BRIEF:
Copy out the whole listing exactly as written, leaving the pictures behind.

Stored data
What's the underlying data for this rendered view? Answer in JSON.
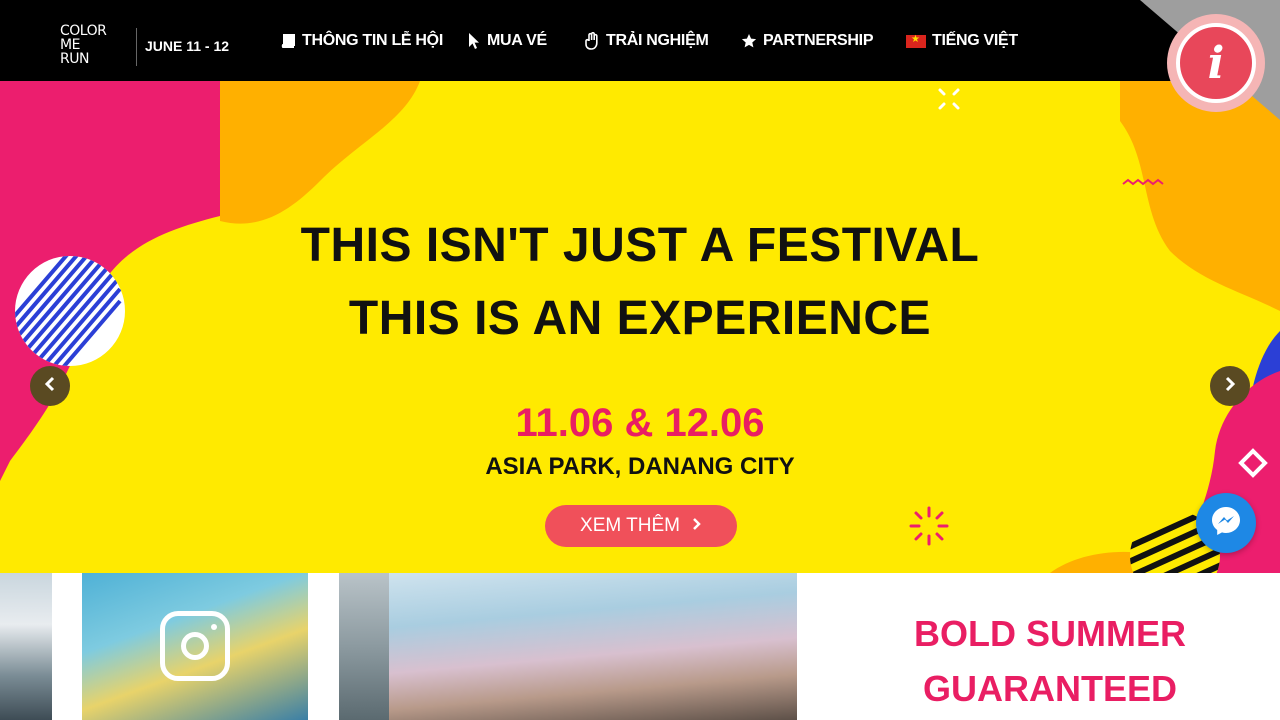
{
  "header": {
    "logo_lines": [
      "COLOR",
      "ME",
      "RUN"
    ],
    "dates": "JUNE 11 - 12",
    "nav": [
      {
        "label": "THÔNG TIN LỄ HỘI",
        "icon": "book-icon"
      },
      {
        "label": "MUA VÉ",
        "icon": "cursor-icon"
      },
      {
        "label": "TRẢI NGHIỆM",
        "icon": "hand-icon"
      },
      {
        "label": "PARTNERSHIP",
        "icon": "star-icon"
      },
      {
        "label": "TIẾNG VIỆT",
        "icon": "vietnam-flag-icon"
      }
    ],
    "info_badge_icon": "info-icon"
  },
  "hero": {
    "headline_1": "THIS ISN'T JUST A FESTIVAL",
    "headline_2": "THIS IS AN EXPERIENCE",
    "event_dates": "11.06 & 12.06",
    "location": "ASIA PARK, DANANG CITY",
    "cta_label": "XEM THÊM",
    "prev_icon": "chevron-left-icon",
    "next_icon": "chevron-right-icon",
    "messenger_icon": "messenger-icon"
  },
  "bottom": {
    "title_1": "BOLD SUMMER",
    "title_2": "GUARANTEED",
    "instagram_icon": "instagram-icon"
  },
  "colors": {
    "nav_bg": "#000000",
    "hero_bg": "#ffea00",
    "pink": "#e91e63",
    "cta_bg": "#f0505a",
    "orange": "#ffb000",
    "blue": "#2b3fd6"
  }
}
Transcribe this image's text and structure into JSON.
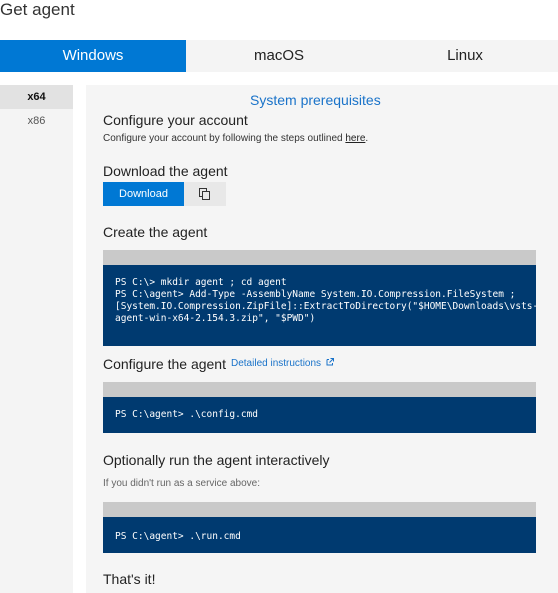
{
  "page_title": "Get agent",
  "os_tabs": [
    {
      "label": "Windows",
      "active": true
    },
    {
      "label": "macOS",
      "active": false
    },
    {
      "label": "Linux",
      "active": false
    }
  ],
  "arch_tabs": [
    {
      "label": "x64",
      "active": true
    },
    {
      "label": "x86",
      "active": false
    }
  ],
  "prereq_link": "System prerequisites",
  "sections": {
    "configure_account": {
      "heading": "Configure your account",
      "text_before": "Configure your account by following the steps outlined ",
      "link": "here",
      "text_after": "."
    },
    "download": {
      "heading": "Download the agent",
      "button_label": "Download"
    },
    "create": {
      "heading": "Create the agent",
      "code": "PS C:\\> mkdir agent ; cd agent\nPS C:\\agent> Add-Type -AssemblyName System.IO.Compression.FileSystem ;\n[System.IO.Compression.ZipFile]::ExtractToDirectory(\"$HOME\\Downloads\\vsts-\nagent-win-x64-2.154.3.zip\", \"$PWD\")"
    },
    "configure_agent": {
      "heading": "Configure the agent",
      "link": "Detailed instructions",
      "code": "PS C:\\agent> .\\config.cmd"
    },
    "run": {
      "heading": "Optionally run the agent interactively",
      "note": "If you didn't run as a service above:",
      "code": "PS C:\\agent> .\\run.cmd"
    },
    "done": {
      "heading": "That's it!"
    }
  },
  "colors": {
    "accent": "#0078d4",
    "code_bg": "#003a70",
    "link": "#1a73c9"
  },
  "icons": [
    "copy-icon",
    "external-link-icon"
  ]
}
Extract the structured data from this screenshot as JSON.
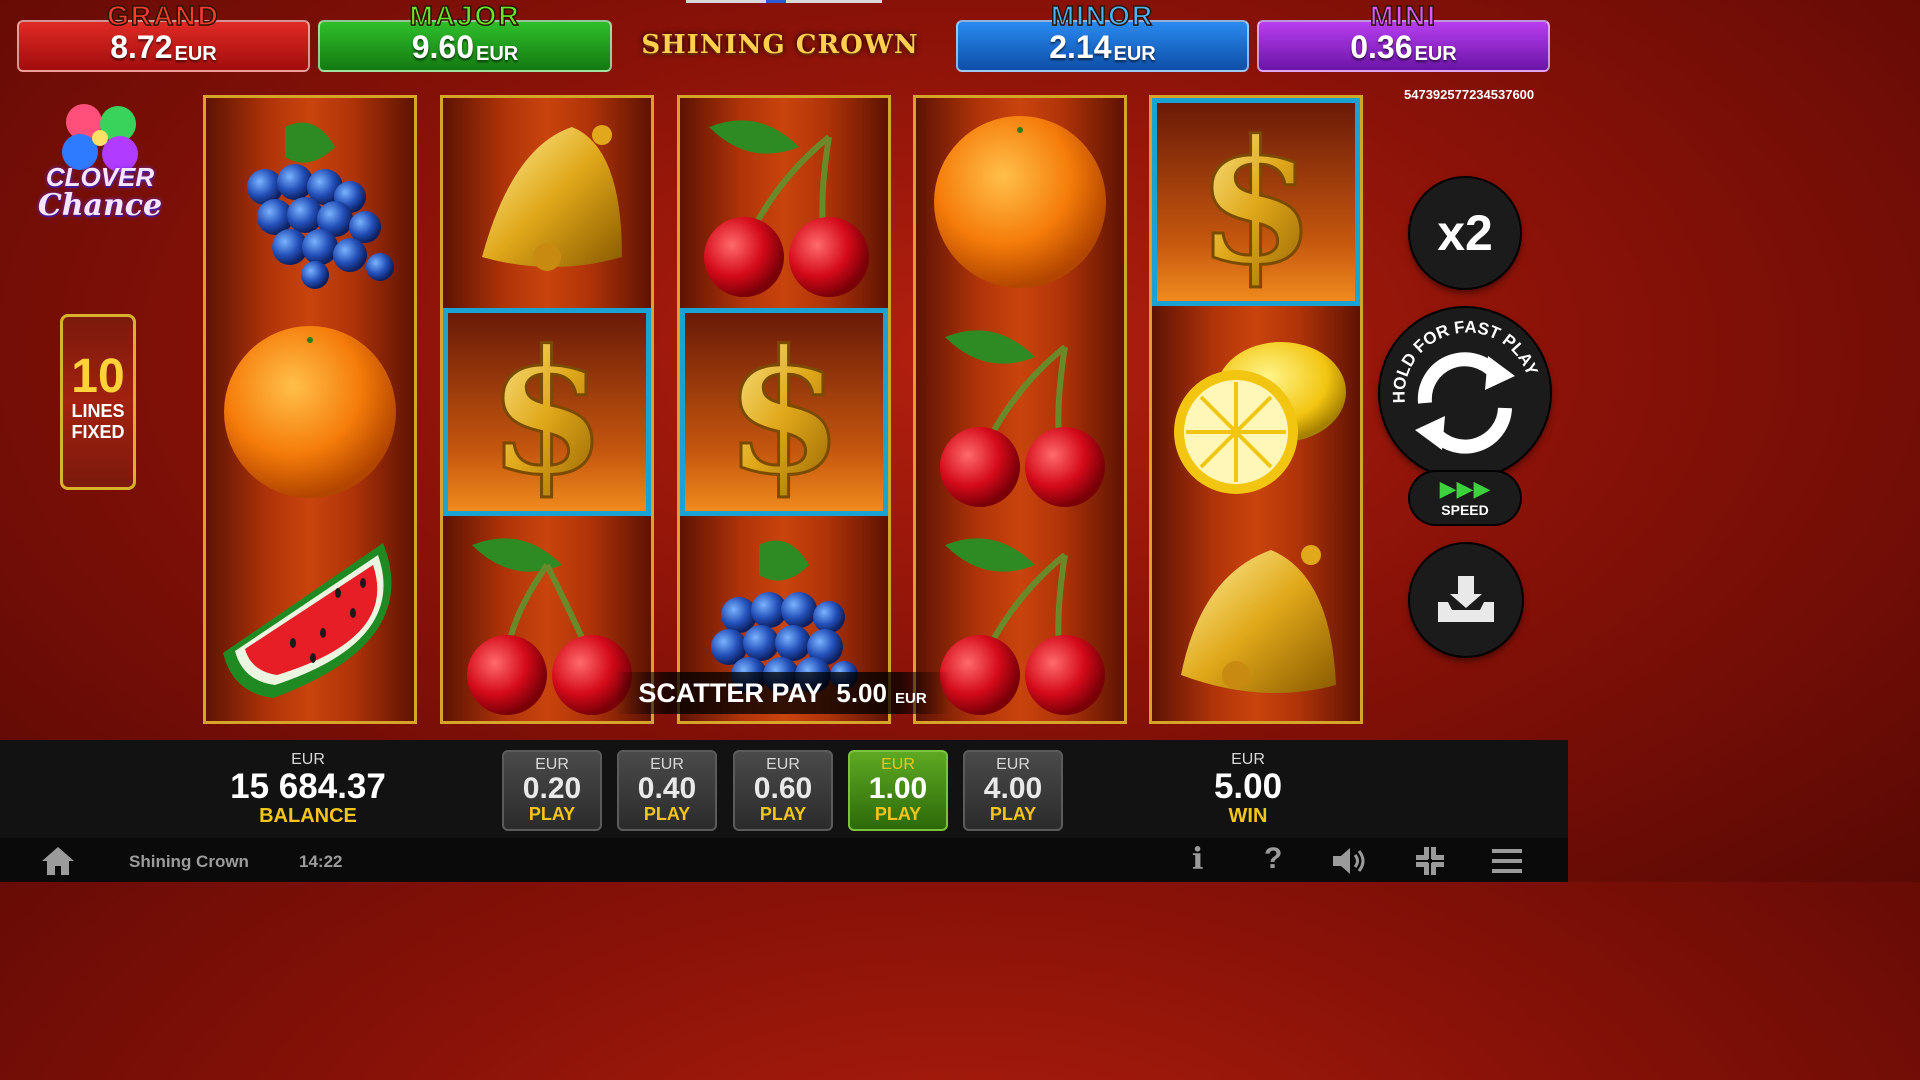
{
  "jackpots": [
    {
      "name": "GRAND",
      "amount": "8.72",
      "currency": "EUR",
      "color": "#c81818",
      "title_color": "#ff3b2f"
    },
    {
      "name": "MAJOR",
      "amount": "9.60",
      "currency": "EUR",
      "color": "#1f9a1f",
      "title_color": "#5fe02a"
    },
    {
      "name": "MINOR",
      "amount": "2.14",
      "currency": "EUR",
      "color": "#1565c8",
      "title_color": "#3fa6ff"
    },
    {
      "name": "MINI",
      "amount": "0.36",
      "currency": "EUR",
      "color": "#8a1fc8",
      "title_color": "#d34bff"
    }
  ],
  "game_title": "SHINING CROWN",
  "round_id": "547392577234537600",
  "logo": {
    "line1": "CLOVER",
    "line2": "Chance"
  },
  "lines": {
    "count": "10",
    "label1": "LINES",
    "label2": "FIXED"
  },
  "reels": [
    [
      "grapes",
      "orange",
      "watermelon"
    ],
    [
      "bell",
      "dollar-scatter",
      "cherry"
    ],
    [
      "cherry",
      "dollar-scatter",
      "grapes"
    ],
    [
      "orange",
      "cherry",
      "cherry"
    ],
    [
      "dollar-scatter",
      "lemon",
      "bell"
    ]
  ],
  "scatter": {
    "label": "SCATTER PAY",
    "value": "5.00",
    "currency": "EUR"
  },
  "controls": {
    "multiplier": "x2",
    "spin_hint": "HOLD FOR FAST PLAY",
    "speed_label": "SPEED"
  },
  "balance": {
    "currency": "EUR",
    "value": "15 684.37",
    "label": "BALANCE"
  },
  "win": {
    "currency": "EUR",
    "value": "5.00",
    "label": "WIN"
  },
  "bets": [
    {
      "currency": "EUR",
      "value": "0.20",
      "label": "PLAY",
      "selected": false
    },
    {
      "currency": "EUR",
      "value": "0.40",
      "label": "PLAY",
      "selected": false
    },
    {
      "currency": "EUR",
      "value": "0.60",
      "label": "PLAY",
      "selected": false
    },
    {
      "currency": "EUR",
      "value": "1.00",
      "label": "PLAY",
      "selected": true
    },
    {
      "currency": "EUR",
      "value": "4.00",
      "label": "PLAY",
      "selected": false
    }
  ],
  "footer": {
    "game_name": "Shining Crown",
    "time": "14:22"
  },
  "icons": [
    "home-icon",
    "info-icon",
    "help-icon",
    "sound-icon",
    "fullscreen-icon",
    "menu-icon"
  ]
}
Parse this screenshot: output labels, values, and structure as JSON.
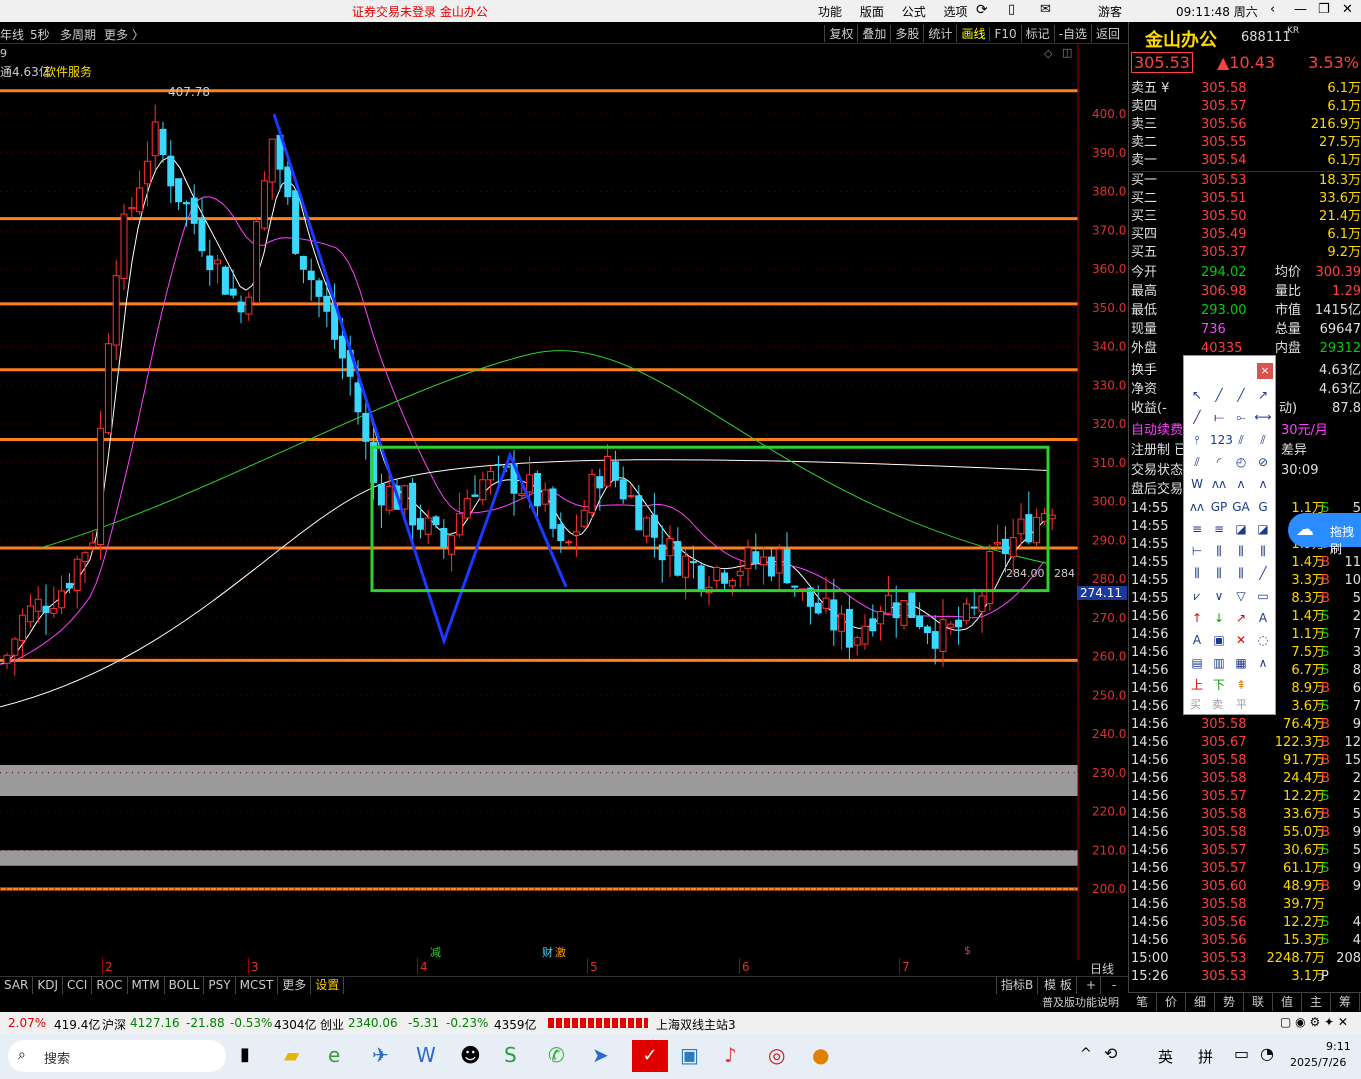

COMPLETE RESPONSE:
What's the underlying data for this rendered view? Answer in JSON.
{
  "header": {
    "logo_lines": [
      "COLOR",
      "ME",
      "RUN"
    ],
    "dates": "JUNE 11 - 12",
    "nav": [
      {
        "label": "THÔNG TIN LỄ HỘI",
        "icon": "book-icon"
      },
      {
        "label": "MUA VÉ",
        "icon": "cursor-icon"
      },
      {
        "label": "TRẢI NGHIỆM",
        "icon": "hand-icon"
      },
      {
        "label": "PARTNERSHIP",
        "icon": "star-icon"
      },
      {
        "label": "TIẾNG VIỆT",
        "icon": "vietnam-flag-icon"
      }
    ],
    "info_badge_icon": "info-icon"
  },
  "hero": {
    "headline_1": "THIS ISN'T JUST A FESTIVAL",
    "headline_2": "THIS IS AN EXPERIENCE",
    "event_dates": "11.06 & 12.06",
    "location": "ASIA PARK, DANANG CITY",
    "cta_label": "XEM THÊM",
    "prev_icon": "chevron-left-icon",
    "next_icon": "chevron-right-icon",
    "messenger_icon": "messenger-icon"
  },
  "bottom": {
    "title_1": "BOLD SUMMER",
    "title_2": "GUARANTEED",
    "instagram_icon": "instagram-icon"
  },
  "colors": {
    "nav_bg": "#000000",
    "hero_bg": "#ffea00",
    "pink": "#e91e63",
    "cta_bg": "#f0505a",
    "orange": "#ffb000",
    "blue": "#2b3fd6"
  }
}
Transcribe this image's text and structure into JSON.
{
  "page_title": "Get agent",
  "os_tabs": [
    {
      "label": "Windows",
      "active": true
    },
    {
      "label": "macOS",
      "active": false
    },
    {
      "label": "Linux",
      "active": false
    }
  ],
  "arch_tabs": [
    {
      "label": "x64",
      "active": true
    },
    {
      "label": "x86",
      "active": false
    }
  ],
  "prereq_link": "System prerequisites",
  "sections": {
    "configure_account": {
      "heading": "Configure your account",
      "text_before": "Configure your account by following the steps outlined ",
      "link": "here",
      "text_after": "."
    },
    "download": {
      "heading": "Download the agent",
      "button_label": "Download"
    },
    "create": {
      "heading": "Create the agent",
      "code": "PS C:\\> mkdir agent ; cd agent\nPS C:\\agent> Add-Type -AssemblyName System.IO.Compression.FileSystem ;\n[System.IO.Compression.ZipFile]::ExtractToDirectory(\"$HOME\\Downloads\\vsts-\nagent-win-x64-2.154.3.zip\", \"$PWD\")"
    },
    "configure_agent": {
      "heading": "Configure the agent",
      "link": "Detailed instructions",
      "code": "PS C:\\agent> .\\config.cmd"
    },
    "run": {
      "heading": "Optionally run the agent interactively",
      "note": "If you didn't run as a service above:",
      "code": "PS C:\\agent> .\\run.cmd"
    },
    "done": {
      "heading": "That's it!"
    }
  },
  "colors": {
    "accent": "#0078d4",
    "code_bg": "#003a70",
    "link": "#1a73c9"
  },
  "icons": [
    "copy-icon",
    "external-link-icon"
  ]
}
Extract the structured data from this screenshot as JSON.
{
  "jackpots": [
    {
      "name": "GRAND",
      "amount": "8.72",
      "currency": "EUR",
      "color": "#c81818",
      "title_color": "#ff3b2f"
    },
    {
      "name": "MAJOR",
      "amount": "9.60",
      "currency": "EUR",
      "color": "#1f9a1f",
      "title_color": "#5fe02a"
    },
    {
      "name": "MINOR",
      "amount": "2.14",
      "currency": "EUR",
      "color": "#1565c8",
      "title_color": "#3fa6ff"
    },
    {
      "name": "MINI",
      "amount": "0.36",
      "currency": "EUR",
      "color": "#8a1fc8",
      "title_color": "#d34bff"
    }
  ],
  "game_title": "SHINING CROWN",
  "round_id": "547392577234537600",
  "logo": {
    "line1": "CLOVER",
    "line2": "Chance"
  },
  "lines": {
    "count": "10",
    "label1": "LINES",
    "label2": "FIXED"
  },
  "reels": [
    [
      "grapes",
      "orange",
      "watermelon"
    ],
    [
      "bell",
      "dollar-scatter",
      "cherry"
    ],
    [
      "cherry",
      "dollar-scatter",
      "grapes"
    ],
    [
      "orange",
      "cherry",
      "cherry"
    ],
    [
      "dollar-scatter",
      "lemon",
      "bell"
    ]
  ],
  "scatter": {
    "label": "SCATTER PAY",
    "value": "5.00",
    "currency": "EUR"
  },
  "controls": {
    "multiplier": "x2",
    "spin_hint": "HOLD FOR FAST PLAY",
    "speed_label": "SPEED"
  },
  "balance": {
    "currency": "EUR",
    "value": "15 684.37",
    "label": "BALANCE"
  },
  "win": {
    "currency": "EUR",
    "value": "5.00",
    "label": "WIN"
  },
  "bets": [
    {
      "currency": "EUR",
      "value": "0.20",
      "label": "PLAY",
      "selected": false
    },
    {
      "currency": "EUR",
      "value": "0.40",
      "label": "PLAY",
      "selected": false
    },
    {
      "currency": "EUR",
      "value": "0.60",
      "label": "PLAY",
      "selected": false
    },
    {
      "currency": "EUR",
      "value": "1.00",
      "label": "PLAY",
      "selected": true
    },
    {
      "currency": "EUR",
      "value": "4.00",
      "label": "PLAY",
      "selected": false
    }
  ],
  "footer": {
    "game_name": "Shining Crown",
    "time": "14:22"
  },
  "icons": [
    "home-icon",
    "info-icon",
    "help-icon",
    "sound-icon",
    "fullscreen-icon",
    "menu-icon"
  ]
}
Parse this screenshot: output labels, values, and structure as JSON.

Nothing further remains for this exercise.